> _AIM_: Locate all lines with the word "alohida" and copy them out.

— Start of DATA RECORDS —

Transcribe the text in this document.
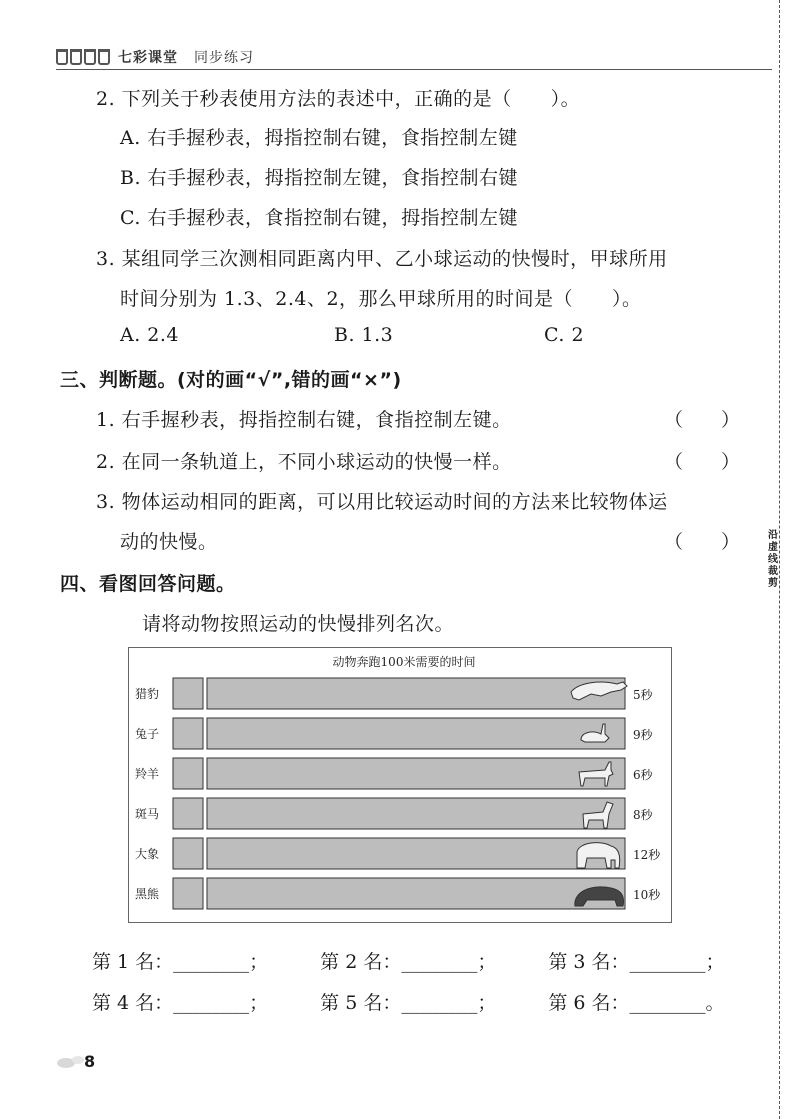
七彩课堂 同步练习
沿虚线裁剪
2. 下列关于秒表使用方法的表述中，正确的是（　　）。
A. 右手握秒表，拇指控制右键，食指控制左键
B. 右手握秒表，拇指控制左键，食指控制右键
C. 右手握秒表，食指控制右键，拇指控制左键
3. 某组同学三次测相同距离内甲、乙小球运动的快慢时，甲球所用
时间分别为 1.3、2.4、2，那么甲球所用的时间是（　　）。
A. 2.4	B. 1.3	C. 2
三、判断题。(对的画“√”,错的画“×”)
1. 右手握秒表，拇指控制右键，食指控制左键。	（　　）
2. 在同一条轨道上，不同小球运动的快慢一样。	（　　）
3. 物体运动相同的距离，可以用比较运动时间的方法来比较物体运
动的快慢。	（　　）
四、看图回答问题。
请将动物按照运动的快慢排列名次。
动物奔跑100米需要的时间
猎豹	5秒
兔子	9秒
羚羊	6秒
斑马	8秒
大象	12秒
黑熊	10秒
第 1 名：________；	第 2 名：________；	第 3 名：________；
第 4 名：________；	第 5 名：________；	第 6 名：________。
8
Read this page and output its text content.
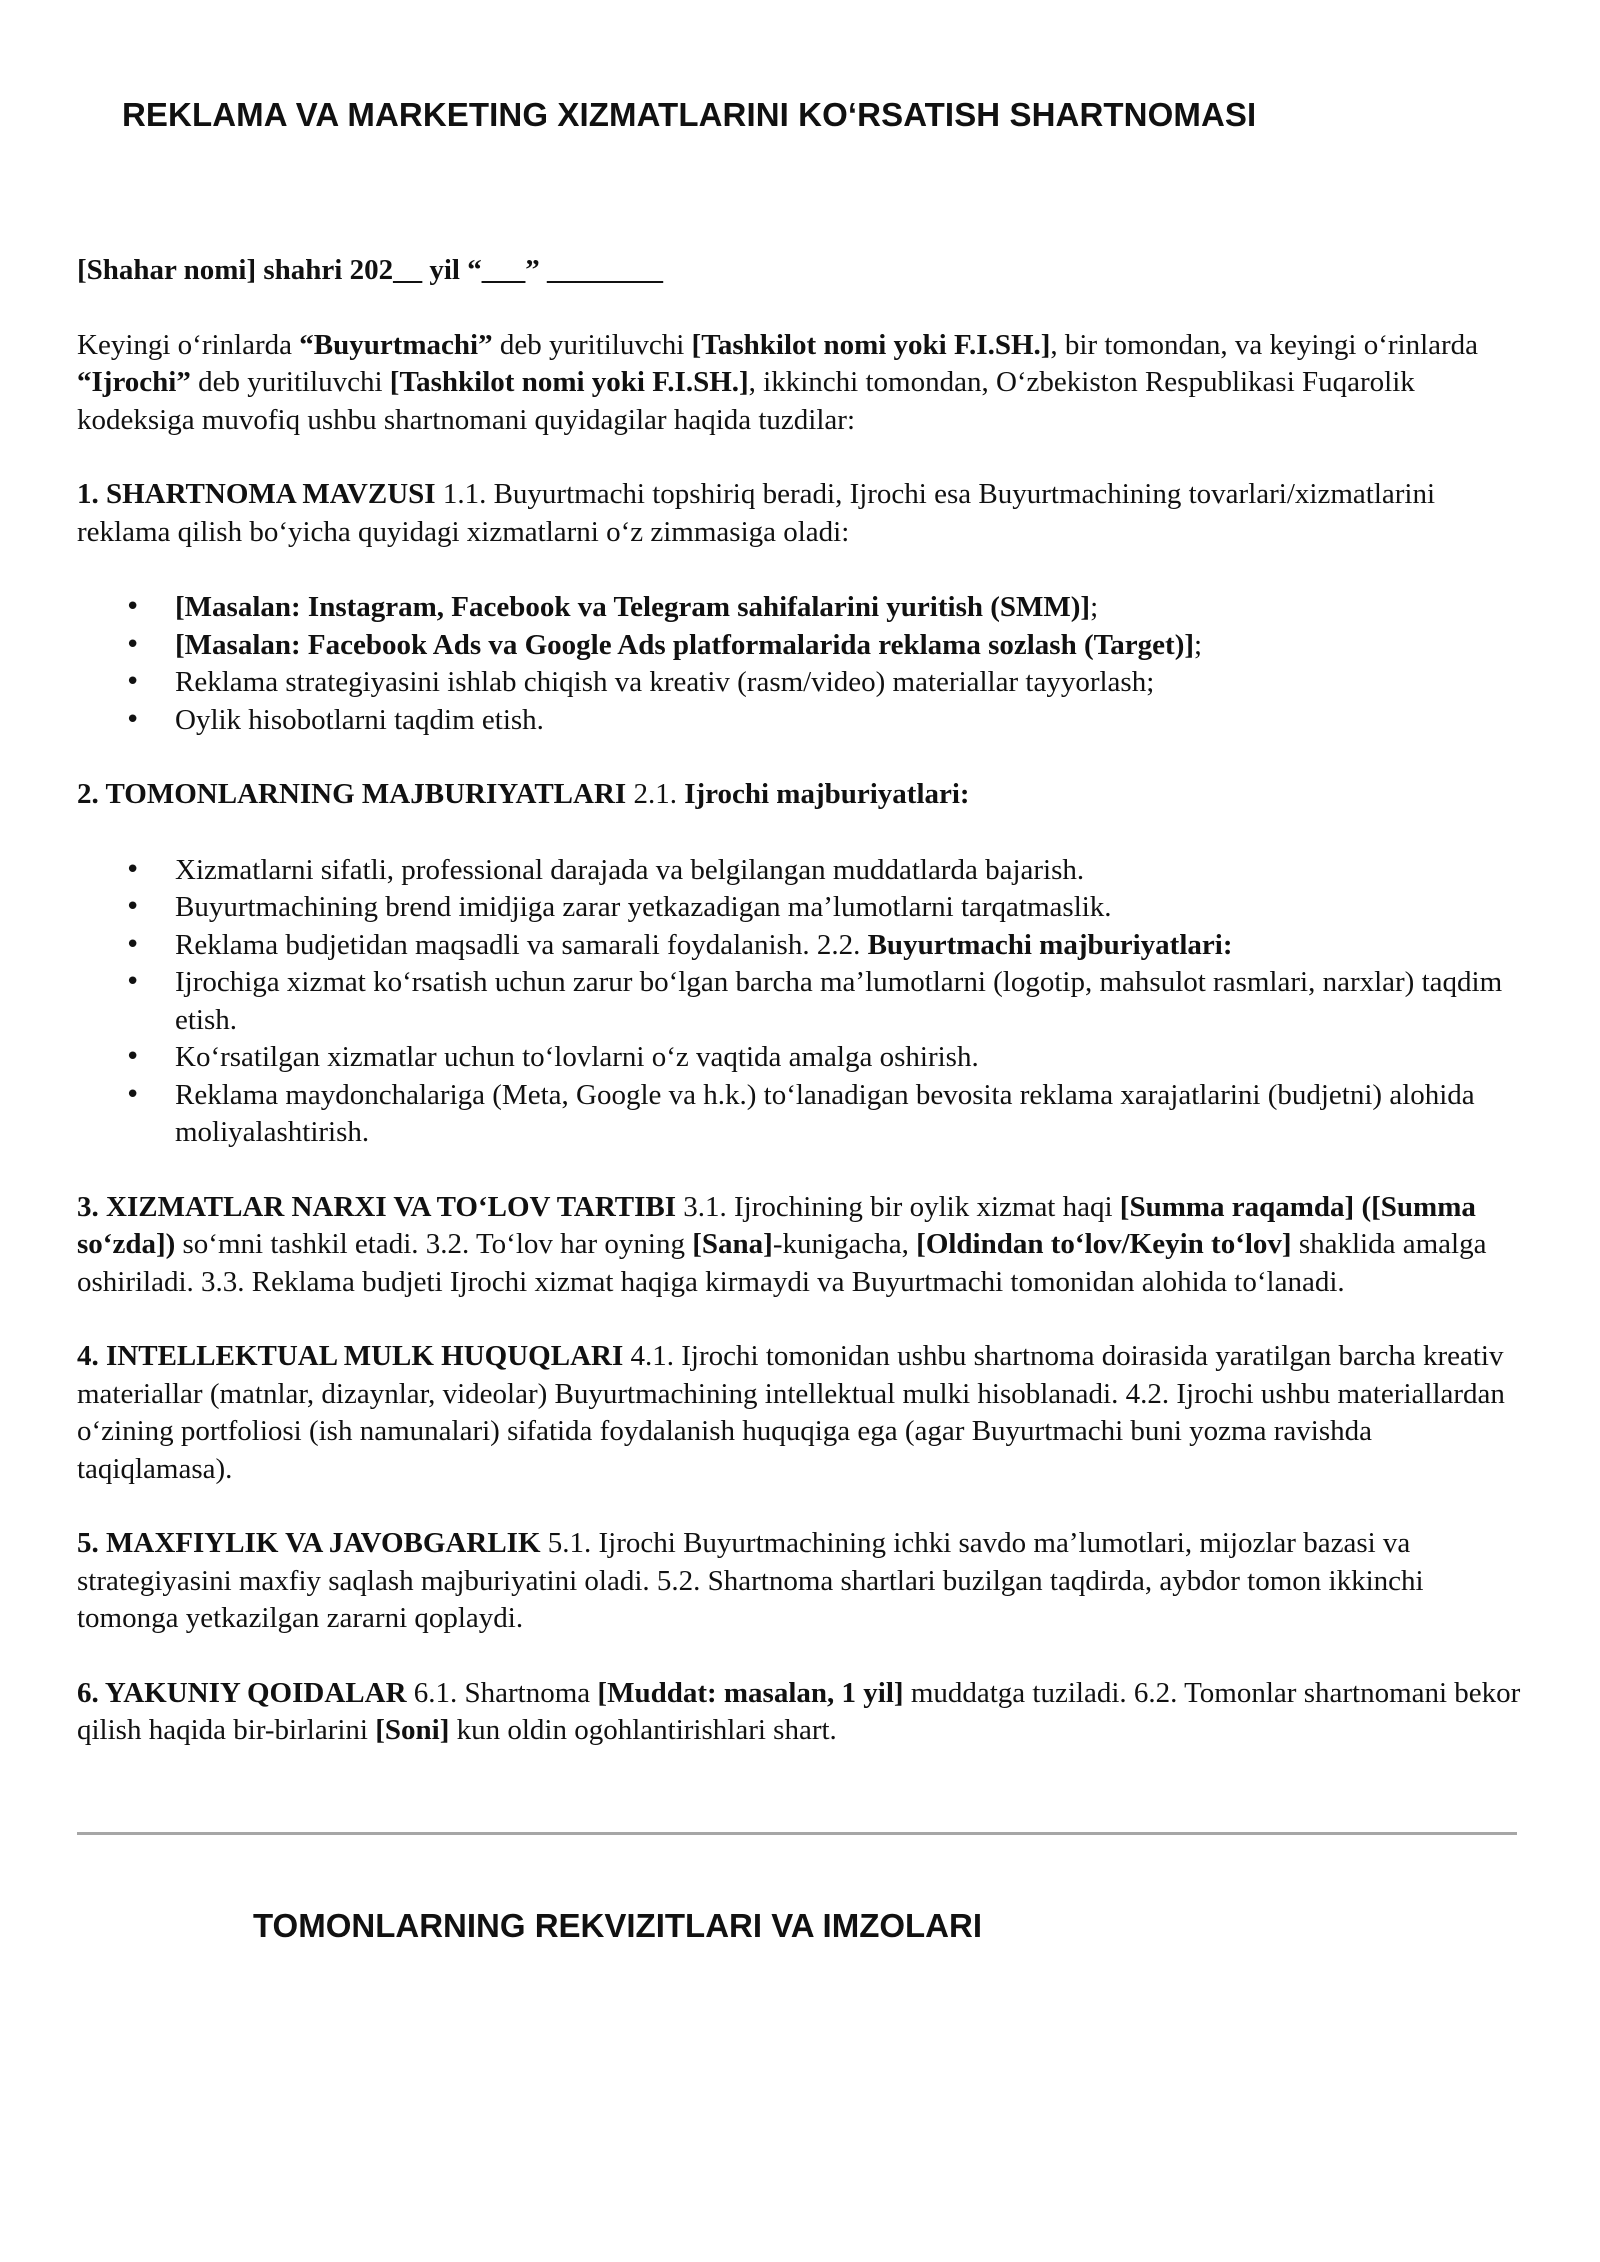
REKLAMA VA MARKETING XIZMATLARINI KO‘RSATISH SHARTNOMASI

[Shahar nomi] shahri 202__ yil “___” ________

Keyingi o‘rinlarda “Buyurtmachi” deb yuritiluvchi [Tashkilot nomi yoki F.I.SH.], bir tomondan, va keyingi o‘rinlarda “Ijrochi” deb yuritiluvchi [Tashkilot nomi yoki F.I.SH.], ikkinchi tomondan, O‘zbekiston Respublikasi Fuqarolik kodeksiga muvofiq ushbu shartnomani quyidagilar haqida tuzdilar:

1. SHARTNOMA MAVZUSI 1.1. Buyurtmachi topshiriq beradi, Ijrochi esa Buyurtmachining tovarlari/xizmatlarini reklama qilish bo‘yicha quyidagi xizmatlarni o‘z zimmasiga oladi:

• [Masalan: Instagram, Facebook va Telegram sahifalarini yuritish (SMM)];
• [Masalan: Facebook Ads va Google Ads platformalarida reklama sozlash (Target)];
• Reklama strategiyasini ishlab chiqish va kreativ (rasm/video) materiallar tayyorlash;
• Oylik hisobotlarni taqdim etish.

2. TOMONLARNING MAJBURIYATLARI 2.1. Ijrochi majburiyatlari:

• Xizmatlarni sifatli, professional darajada va belgilangan muddatlarda bajarish.
• Buyurtmachining brend imidjiga zarar yetkazadigan ma’lumotlarni tarqatmaslik.
• Reklama budjetidan maqsadli va samarali foydalanish. 2.2. Buyurtmachi majburiyatlari:
• Ijrochiga xizmat ko‘rsatish uchun zarur bo‘lgan barcha ma’lumotlarni (logotip, mahsulot rasmlari, narxlar) taqdim etish.
• Ko‘rsatilgan xizmatlar uchun to‘lovlarni o‘z vaqtida amalga oshirish.
• Reklama maydonchalariga (Meta, Google va h.k.) to‘lanadigan bevosita reklama xarajatlarini (budjetni) alohida moliyalashtirish.

3. XIZMATLAR NARXI VA TO‘LOV TARTIBI 3.1. Ijrochining bir oylik xizmat haqi [Summa raqamda] ([Summa so‘zda]) so‘mni tashkil etadi. 3.2. To‘lov har oyning [Sana]-kunigacha, [Oldindan to‘lov/Keyin to‘lov] shaklida amalga oshiriladi. 3.3. Reklama budjeti Ijrochi xizmat haqiga kirmaydi va Buyurtmachi tomonidan alohida to‘lanadi.

4. INTELLEKTUAL MULK HUQUQLARI 4.1. Ijrochi tomonidan ushbu shartnoma doirasida yaratilgan barcha kreativ materiallar (matnlar, dizaynlar, videolar) Buyurtmachining intellektual mulki hisoblanadi. 4.2. Ijrochi ushbu materiallardan o‘zining portfoliosi (ish namunalari) sifatida foydalanish huquqiga ega (agar Buyurtmachi buni yozma ravishda taqiqlamasa).

5. MAXFIYLIK VA JAVOBGARLIK 5.1. Ijrochi Buyurtmachining ichki savdo ma’lumotlari, mijozlar bazasi va strategiyasini maxfiy saqlash majburiyatini oladi. 5.2. Shartnoma shartlari buzilgan taqdirda, aybdor tomon ikkinchi tomonga yetkazilgan zararni qoplaydi.

6. YAKUNIY QOIDALAR 6.1. Shartnoma [Muddat: masalan, 1 yil] muddatga tuziladi. 6.2. Tomonlar shartnomani bekor qilish haqida bir-birlarini [Soni] kun oldin ogohlantirishlari shart.

TOMONLARNING REKVIZITLARI VA IMZOLARI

— End of DATA RECORDS —

> _THE RESULT_:
• Reklama maydonchalariga (Meta, Google va h.k.) to‘lanadigan bevosita reklama xarajatlarini (budjetni) alohida moliyalashtirish.
3. XIZMATLAR NARXI VA TO‘LOV TARTIBI 3.1. Ijrochining bir oylik xizmat haqi [Summa raqamda] ([Summa so‘zda]) so‘mni tashkil etadi. 3.2. To‘lov har oyning [Sana]-kunigacha, [Oldindan to‘lov/Keyin to‘lov] shaklida amalga oshiriladi. 3.3. Reklama budjeti Ijrochi xizmat haqiga kirmaydi va Buyurtmachi tomonidan alohida to‘lanadi.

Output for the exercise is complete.